_INSTRUCTION:_
Skip the pictures. Copy all the rest of the records down exactly.

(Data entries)
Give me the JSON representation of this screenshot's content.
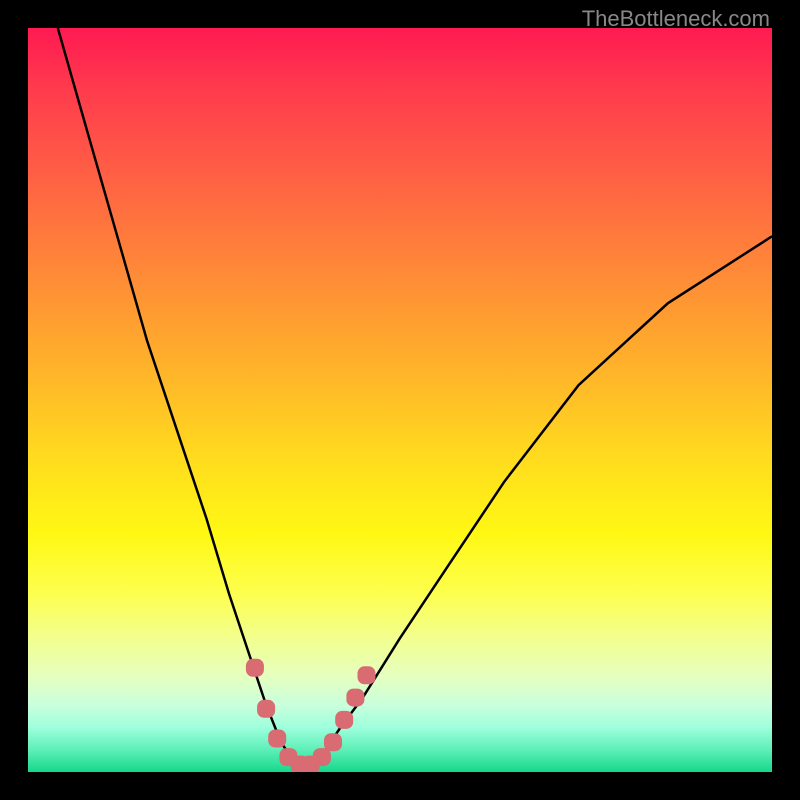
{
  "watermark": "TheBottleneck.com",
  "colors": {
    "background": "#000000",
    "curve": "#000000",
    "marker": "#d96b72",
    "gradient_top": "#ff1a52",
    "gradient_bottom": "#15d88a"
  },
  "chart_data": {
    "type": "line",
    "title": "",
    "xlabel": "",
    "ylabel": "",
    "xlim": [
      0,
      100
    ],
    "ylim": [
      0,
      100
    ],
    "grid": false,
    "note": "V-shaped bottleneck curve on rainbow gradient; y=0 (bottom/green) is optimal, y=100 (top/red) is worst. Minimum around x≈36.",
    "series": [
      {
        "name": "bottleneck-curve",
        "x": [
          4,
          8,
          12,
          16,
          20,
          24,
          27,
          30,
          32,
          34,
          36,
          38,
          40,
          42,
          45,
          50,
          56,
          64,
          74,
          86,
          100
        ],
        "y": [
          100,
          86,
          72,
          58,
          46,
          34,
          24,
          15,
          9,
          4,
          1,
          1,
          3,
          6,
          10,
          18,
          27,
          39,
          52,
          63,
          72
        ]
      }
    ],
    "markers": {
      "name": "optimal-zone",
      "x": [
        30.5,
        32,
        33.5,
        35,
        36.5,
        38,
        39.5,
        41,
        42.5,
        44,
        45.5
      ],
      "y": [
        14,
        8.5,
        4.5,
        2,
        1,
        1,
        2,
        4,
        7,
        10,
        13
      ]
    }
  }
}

_TASK RESPONSE:_
Give me the JSON representation of this screenshot's content.
{
  "watermark": "TheBottleneck.com",
  "colors": {
    "background": "#000000",
    "curve": "#000000",
    "marker": "#d96b72",
    "gradient_top": "#ff1a52",
    "gradient_bottom": "#15d88a"
  },
  "chart_data": {
    "type": "line",
    "title": "",
    "xlabel": "",
    "ylabel": "",
    "xlim": [
      0,
      100
    ],
    "ylim": [
      0,
      100
    ],
    "grid": false,
    "note": "V-shaped bottleneck curve on rainbow gradient; y=0 (bottom/green) is optimal, y=100 (top/red) is worst. Minimum around x≈36.",
    "series": [
      {
        "name": "bottleneck-curve",
        "x": [
          4,
          8,
          12,
          16,
          20,
          24,
          27,
          30,
          32,
          34,
          36,
          38,
          40,
          42,
          45,
          50,
          56,
          64,
          74,
          86,
          100
        ],
        "y": [
          100,
          86,
          72,
          58,
          46,
          34,
          24,
          15,
          9,
          4,
          1,
          1,
          3,
          6,
          10,
          18,
          27,
          39,
          52,
          63,
          72
        ]
      }
    ],
    "markers": {
      "name": "optimal-zone",
      "x": [
        30.5,
        32,
        33.5,
        35,
        36.5,
        38,
        39.5,
        41,
        42.5,
        44,
        45.5
      ],
      "y": [
        14,
        8.5,
        4.5,
        2,
        1,
        1,
        2,
        4,
        7,
        10,
        13
      ]
    }
  }
}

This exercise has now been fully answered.